* _Given instruction_: What is the number of lines holding the word "name"? Write that number and nothing else.

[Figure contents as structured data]
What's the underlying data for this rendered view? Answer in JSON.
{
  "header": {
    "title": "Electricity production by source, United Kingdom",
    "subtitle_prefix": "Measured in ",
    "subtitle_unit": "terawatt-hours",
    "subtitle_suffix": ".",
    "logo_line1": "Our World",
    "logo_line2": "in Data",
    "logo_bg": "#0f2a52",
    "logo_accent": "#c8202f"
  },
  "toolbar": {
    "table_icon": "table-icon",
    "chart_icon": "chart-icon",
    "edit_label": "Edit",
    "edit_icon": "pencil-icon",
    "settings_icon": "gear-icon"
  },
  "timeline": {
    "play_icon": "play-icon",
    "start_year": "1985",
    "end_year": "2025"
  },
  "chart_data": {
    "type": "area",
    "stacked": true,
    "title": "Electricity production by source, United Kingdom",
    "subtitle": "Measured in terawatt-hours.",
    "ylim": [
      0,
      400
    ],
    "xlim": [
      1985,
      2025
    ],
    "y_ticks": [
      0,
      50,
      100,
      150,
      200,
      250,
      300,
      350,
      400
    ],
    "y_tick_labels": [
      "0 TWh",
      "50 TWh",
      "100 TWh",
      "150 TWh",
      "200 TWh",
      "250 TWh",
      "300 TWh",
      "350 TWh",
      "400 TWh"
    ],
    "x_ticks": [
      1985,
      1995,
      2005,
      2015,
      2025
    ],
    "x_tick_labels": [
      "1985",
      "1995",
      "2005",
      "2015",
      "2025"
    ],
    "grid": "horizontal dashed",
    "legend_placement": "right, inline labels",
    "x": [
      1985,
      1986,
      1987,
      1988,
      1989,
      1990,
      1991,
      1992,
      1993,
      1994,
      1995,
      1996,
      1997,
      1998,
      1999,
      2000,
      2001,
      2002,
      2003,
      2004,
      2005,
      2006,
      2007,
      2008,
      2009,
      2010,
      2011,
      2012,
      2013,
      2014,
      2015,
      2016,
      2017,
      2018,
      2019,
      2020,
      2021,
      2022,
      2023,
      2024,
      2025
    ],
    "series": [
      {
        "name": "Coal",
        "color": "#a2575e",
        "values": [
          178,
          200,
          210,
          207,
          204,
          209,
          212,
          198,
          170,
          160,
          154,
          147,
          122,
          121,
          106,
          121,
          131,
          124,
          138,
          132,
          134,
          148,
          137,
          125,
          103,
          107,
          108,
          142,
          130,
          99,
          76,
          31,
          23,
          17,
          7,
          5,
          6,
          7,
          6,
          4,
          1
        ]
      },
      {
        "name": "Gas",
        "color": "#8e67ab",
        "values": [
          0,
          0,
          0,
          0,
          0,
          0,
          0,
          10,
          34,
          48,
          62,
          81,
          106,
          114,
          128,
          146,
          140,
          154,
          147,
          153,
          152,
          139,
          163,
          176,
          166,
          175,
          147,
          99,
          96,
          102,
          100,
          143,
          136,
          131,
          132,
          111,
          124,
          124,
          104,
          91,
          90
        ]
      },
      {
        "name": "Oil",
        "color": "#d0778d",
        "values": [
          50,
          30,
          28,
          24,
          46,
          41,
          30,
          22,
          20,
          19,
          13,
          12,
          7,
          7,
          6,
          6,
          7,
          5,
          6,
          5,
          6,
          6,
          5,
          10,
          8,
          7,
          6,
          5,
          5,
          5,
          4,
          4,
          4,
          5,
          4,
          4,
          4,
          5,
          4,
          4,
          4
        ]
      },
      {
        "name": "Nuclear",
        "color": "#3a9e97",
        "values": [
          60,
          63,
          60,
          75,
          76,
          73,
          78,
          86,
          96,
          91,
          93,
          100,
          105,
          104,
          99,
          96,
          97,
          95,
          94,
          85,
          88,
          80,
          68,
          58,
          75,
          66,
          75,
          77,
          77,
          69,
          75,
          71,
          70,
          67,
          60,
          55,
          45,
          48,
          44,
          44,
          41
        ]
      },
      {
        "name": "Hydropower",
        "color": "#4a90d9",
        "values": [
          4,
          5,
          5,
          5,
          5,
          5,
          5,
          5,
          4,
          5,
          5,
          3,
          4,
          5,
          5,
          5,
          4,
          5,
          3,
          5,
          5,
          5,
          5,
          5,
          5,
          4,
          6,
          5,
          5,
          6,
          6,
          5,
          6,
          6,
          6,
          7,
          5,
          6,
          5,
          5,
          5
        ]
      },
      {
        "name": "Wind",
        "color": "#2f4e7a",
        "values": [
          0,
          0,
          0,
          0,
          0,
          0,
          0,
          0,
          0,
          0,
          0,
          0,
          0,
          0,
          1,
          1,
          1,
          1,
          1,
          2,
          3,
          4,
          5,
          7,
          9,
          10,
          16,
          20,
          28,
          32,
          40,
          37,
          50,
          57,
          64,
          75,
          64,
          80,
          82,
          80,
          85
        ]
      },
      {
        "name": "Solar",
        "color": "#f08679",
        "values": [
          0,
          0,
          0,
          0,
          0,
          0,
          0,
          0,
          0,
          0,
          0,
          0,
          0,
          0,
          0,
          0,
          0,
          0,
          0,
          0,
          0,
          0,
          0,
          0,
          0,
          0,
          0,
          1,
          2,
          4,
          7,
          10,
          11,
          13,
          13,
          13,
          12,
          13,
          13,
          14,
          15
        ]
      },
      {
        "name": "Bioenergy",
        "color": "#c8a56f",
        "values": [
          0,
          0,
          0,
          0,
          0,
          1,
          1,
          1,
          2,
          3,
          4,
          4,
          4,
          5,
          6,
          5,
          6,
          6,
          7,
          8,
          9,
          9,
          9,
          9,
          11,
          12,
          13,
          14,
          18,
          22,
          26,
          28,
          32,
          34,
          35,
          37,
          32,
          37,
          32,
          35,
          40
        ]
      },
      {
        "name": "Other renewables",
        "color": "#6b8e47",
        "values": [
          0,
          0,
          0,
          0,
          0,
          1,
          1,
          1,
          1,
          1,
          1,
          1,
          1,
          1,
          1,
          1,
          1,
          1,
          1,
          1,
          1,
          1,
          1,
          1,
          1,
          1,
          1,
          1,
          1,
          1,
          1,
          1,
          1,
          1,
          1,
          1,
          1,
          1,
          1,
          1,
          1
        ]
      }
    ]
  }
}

* _Right answer_: 9